**Task directions**
Copy each line that holds "在地形图上".

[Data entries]
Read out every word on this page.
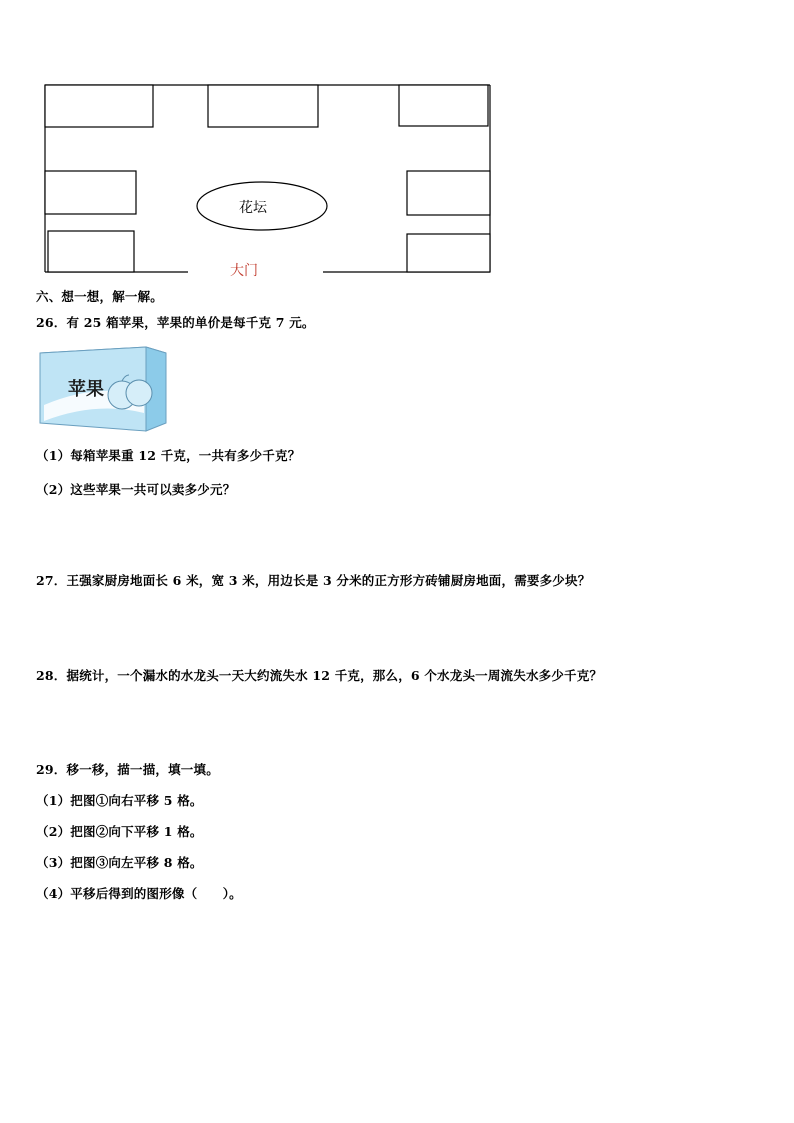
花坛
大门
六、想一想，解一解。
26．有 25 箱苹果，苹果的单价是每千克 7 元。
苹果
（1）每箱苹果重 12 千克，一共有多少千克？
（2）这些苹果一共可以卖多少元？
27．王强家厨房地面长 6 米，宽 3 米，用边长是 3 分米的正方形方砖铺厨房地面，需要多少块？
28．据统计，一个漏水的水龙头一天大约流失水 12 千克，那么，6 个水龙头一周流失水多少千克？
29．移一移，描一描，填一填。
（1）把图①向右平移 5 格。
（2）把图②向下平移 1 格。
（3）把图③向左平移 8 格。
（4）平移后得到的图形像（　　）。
* * *
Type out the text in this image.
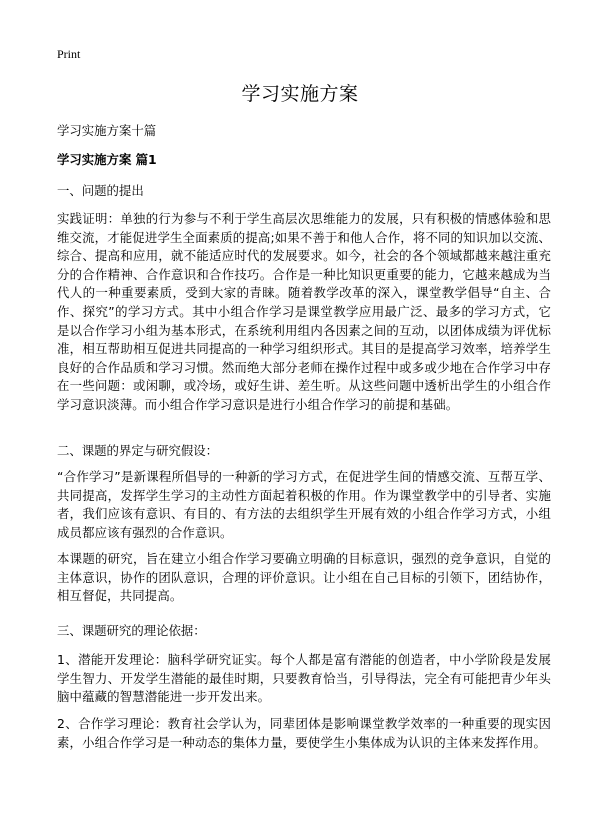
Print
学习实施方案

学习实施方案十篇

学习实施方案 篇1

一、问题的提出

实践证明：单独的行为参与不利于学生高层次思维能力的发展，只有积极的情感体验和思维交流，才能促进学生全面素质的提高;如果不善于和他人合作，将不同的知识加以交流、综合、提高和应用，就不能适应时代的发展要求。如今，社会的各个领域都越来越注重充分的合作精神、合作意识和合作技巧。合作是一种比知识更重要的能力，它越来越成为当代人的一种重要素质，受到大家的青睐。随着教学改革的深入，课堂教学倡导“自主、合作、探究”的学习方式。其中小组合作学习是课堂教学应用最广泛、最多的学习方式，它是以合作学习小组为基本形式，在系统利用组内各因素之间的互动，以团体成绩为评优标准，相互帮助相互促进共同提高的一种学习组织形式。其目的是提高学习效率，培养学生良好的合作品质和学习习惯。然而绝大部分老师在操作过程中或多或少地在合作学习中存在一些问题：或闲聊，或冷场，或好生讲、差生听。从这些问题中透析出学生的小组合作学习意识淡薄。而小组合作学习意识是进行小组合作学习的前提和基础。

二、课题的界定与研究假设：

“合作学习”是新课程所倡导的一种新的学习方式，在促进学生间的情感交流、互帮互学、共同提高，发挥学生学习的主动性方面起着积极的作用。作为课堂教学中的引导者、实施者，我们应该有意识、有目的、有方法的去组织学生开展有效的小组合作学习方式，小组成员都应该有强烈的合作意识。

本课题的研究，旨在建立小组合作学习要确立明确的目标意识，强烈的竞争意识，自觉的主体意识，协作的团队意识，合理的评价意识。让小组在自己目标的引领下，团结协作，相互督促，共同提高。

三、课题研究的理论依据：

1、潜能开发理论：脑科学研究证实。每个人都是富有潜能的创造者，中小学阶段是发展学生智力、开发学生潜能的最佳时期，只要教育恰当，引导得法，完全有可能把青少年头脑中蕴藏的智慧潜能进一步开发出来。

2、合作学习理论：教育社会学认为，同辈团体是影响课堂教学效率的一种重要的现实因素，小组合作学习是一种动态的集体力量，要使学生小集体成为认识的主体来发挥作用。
--
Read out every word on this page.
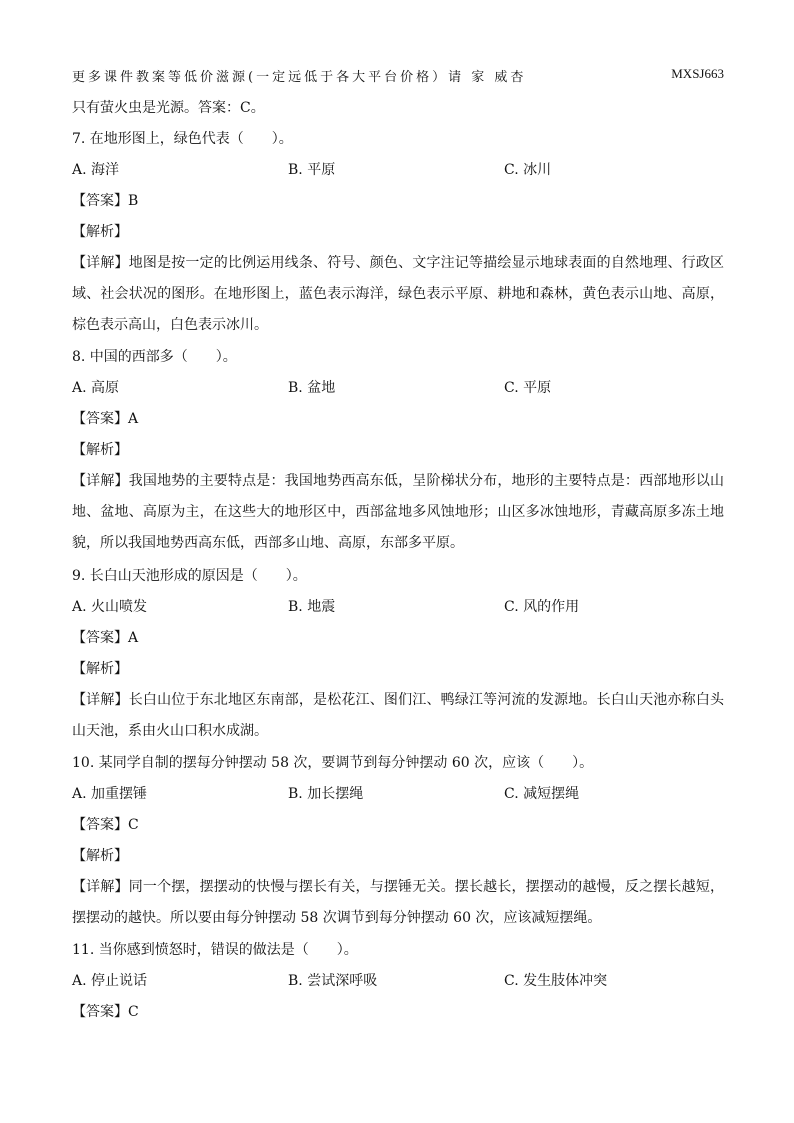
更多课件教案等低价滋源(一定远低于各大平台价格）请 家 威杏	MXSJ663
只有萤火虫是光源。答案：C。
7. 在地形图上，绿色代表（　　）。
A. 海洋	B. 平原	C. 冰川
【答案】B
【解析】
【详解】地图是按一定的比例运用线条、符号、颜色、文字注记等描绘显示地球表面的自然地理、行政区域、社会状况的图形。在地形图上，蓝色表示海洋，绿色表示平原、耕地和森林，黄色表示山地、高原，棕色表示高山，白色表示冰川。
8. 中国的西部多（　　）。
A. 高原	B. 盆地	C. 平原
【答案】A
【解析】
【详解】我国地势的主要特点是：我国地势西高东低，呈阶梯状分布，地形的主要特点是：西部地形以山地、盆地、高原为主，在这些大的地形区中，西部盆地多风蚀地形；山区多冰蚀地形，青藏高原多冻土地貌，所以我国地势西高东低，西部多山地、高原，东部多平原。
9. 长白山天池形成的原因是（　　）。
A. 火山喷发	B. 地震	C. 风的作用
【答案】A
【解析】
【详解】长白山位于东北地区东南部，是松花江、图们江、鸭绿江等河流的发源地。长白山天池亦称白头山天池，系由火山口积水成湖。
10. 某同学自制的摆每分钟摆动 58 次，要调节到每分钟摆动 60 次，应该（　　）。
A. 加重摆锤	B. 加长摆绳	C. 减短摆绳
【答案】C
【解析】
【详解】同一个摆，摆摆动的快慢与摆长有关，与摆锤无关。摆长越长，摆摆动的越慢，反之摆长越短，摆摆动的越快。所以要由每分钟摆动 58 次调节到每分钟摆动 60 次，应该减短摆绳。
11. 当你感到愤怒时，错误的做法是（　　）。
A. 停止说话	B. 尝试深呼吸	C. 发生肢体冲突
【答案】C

**Response to this exercise**
7. 在地形图上，绿色代表（　　）。
【详解】地图是按一定的比例运用线条、符号、颜色、文字注记等描绘显示地球表面的自然地理、行政区域、社会状况的图形。在地形图上，蓝色表示海洋，绿色表示平原、耕地和森林，黄色表示山地、高原，棕色表示高山，白色表示冰川。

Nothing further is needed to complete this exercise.